#### Texte fourni ####
Nietzsche
Extrait du document
«
Hommes supérieurs, apprenez de moi ceci : sur la place publique personne ne croit à
l'homme supérieur.
Et si vous voulez parler sur la place publique, à votre guise ! Mais
la populace cligne de l'oeil : « Nous sommes tous égaux.
»
« Hommes supérieurs, – ainsi cligne de l'oeil la populace, – il n'y a pas d'hommes
supérieurs, nous sommes tous égaux, un homme vaut un homme, devant Dieu – nous
sommes tous égaux ! »
Devant Dieu ! – Mais maintenant ce Dieu est mort.
Devant la populace, cependant,
nous ne voulons pas être égaux.
Hommes supérieurs, éloignez-vous de la place
publique !
Devant Dieu ! – Mais maintenant ce Dieu est mort ! Hommes supérieurs, ce Dieu a été
votre plus grand danger.
Vous n'êtes ressuscités que depuis qu'il gît dans la tombe.
C'est maintenant seulement
que revient le grand Midi, maintenant l'homme supérieur devient – maître !
Avez-vous compris cette parole, ô mes frères ? Vous êtes effrayés : votre coeur est-il
pris de vertige ? L'abîme s'ouvre-t-il ici pour vous ? Le chien de l'enfer aboie-t-il
contre vous ?
Eh bien ! Allons ! Hommes supérieurs ! Maintenant seulement la montagne de l'avenir humain va enfanter.
Dieu
est mort : maintenant nous voulons – que le surhomme vive.
Qu'est-ce que le Surhomme ?
Le Surhomme est une forme d'humanité supérieure qui laisse parler en lui la totalité des instincts, et précisément
ceux-là mêmes que la Culture christianisée a étouffés parce qu'ils étaient des formes de la volonté de puissance, « ce
qu'il y a de pire » en l'homme : égoïsme, instinct de domination, sexualité.
Mais il convient ici de souligner un point
important.
L'homme est de toute façon un être de culture.
Il n'est donc en aucun cas possible de retourner au
moment où les Barbares étaient encore indemnes des effets de la volonté de puissance de leurs esclaves, moment
fondateur de la culture.
Les instincts doivent être libérés pour être spiritualisés : « L'homme supérieur serait celui qui
aurait la plus grande multiplicité d'instincts, aussi intenses qu'on peut les tolérer.
En effet, où la plante humaine se
montre vigoureuse, on trouve les instincts puissamment en lutte les uns contre les autres...
mais dominés.
#### Données fournies ####
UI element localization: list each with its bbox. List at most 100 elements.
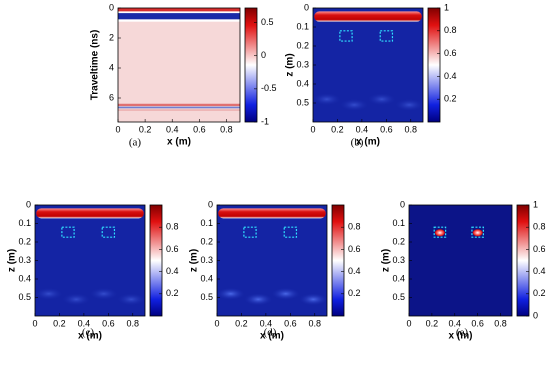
####
◆ **Problèmes à résoudre**:
#1 Les affirmations suivantes concordent-elles avec le texte fourni ? (a) La populace y déclare que tous les hommes sont égaux devant Dieu. (b) On peut revenir au moment où les Barbares ignoraient encore les effets de la volonté de puissance de leurs esclaves. (c) La sexualité compte parmi les instincts étouffés par la Culture christianisée. Pour chacune, répondez par oui ou non et citez les mots du texte qui tranchent.
#2 Transcrivez le passage du texte fourni qui va de «Hommes supérieurs, éloignez-vous» jusqu'à «le Surhomme ?».
Le listing ne joue aucun rôle dans ce travail.

◆ **Réponses fournies**:
#1
(a) Oui : « un homme vaut un homme, devant Dieu – nous sommes tous égaux ! »
(b) Non : « Il n'est donc en aucun cas possible de retourner au moment où les Barbares étaient encore indemnes des effets de la volonté de puissance de leurs esclaves »
(c) Oui : « égoïsme, instinct de domination, sexualité »

#2
Hommes supérieurs, éloignez-vous de la place
publique !
Devant Dieu ! – Mais maintenant ce Dieu est mort ! Hommes supérieurs, ce Dieu a été
votre plus grand danger.
Vous n'êtes ressuscités que depuis qu'il gît dans la tombe.
C'est maintenant seulement
que revient le grand Midi, maintenant l'homme supérieur devient – maître !
Avez-vous compris cette parole, ô mes frères ? Vous êtes effrayés : votre coeur est-il
pris de vertige ? L'abîme s'ouvre-t-il ici pour vous ? Le chien de l'enfer aboie-t-il
contre vous ?
Eh bien ! Allons ! Hommes supérieurs ! Maintenant seulement la montagne de l'avenir humain va enfanter.
Dieu
est mort : maintenant nous voulons – que le surhomme vive.
Qu'est-ce que le Surhomme ?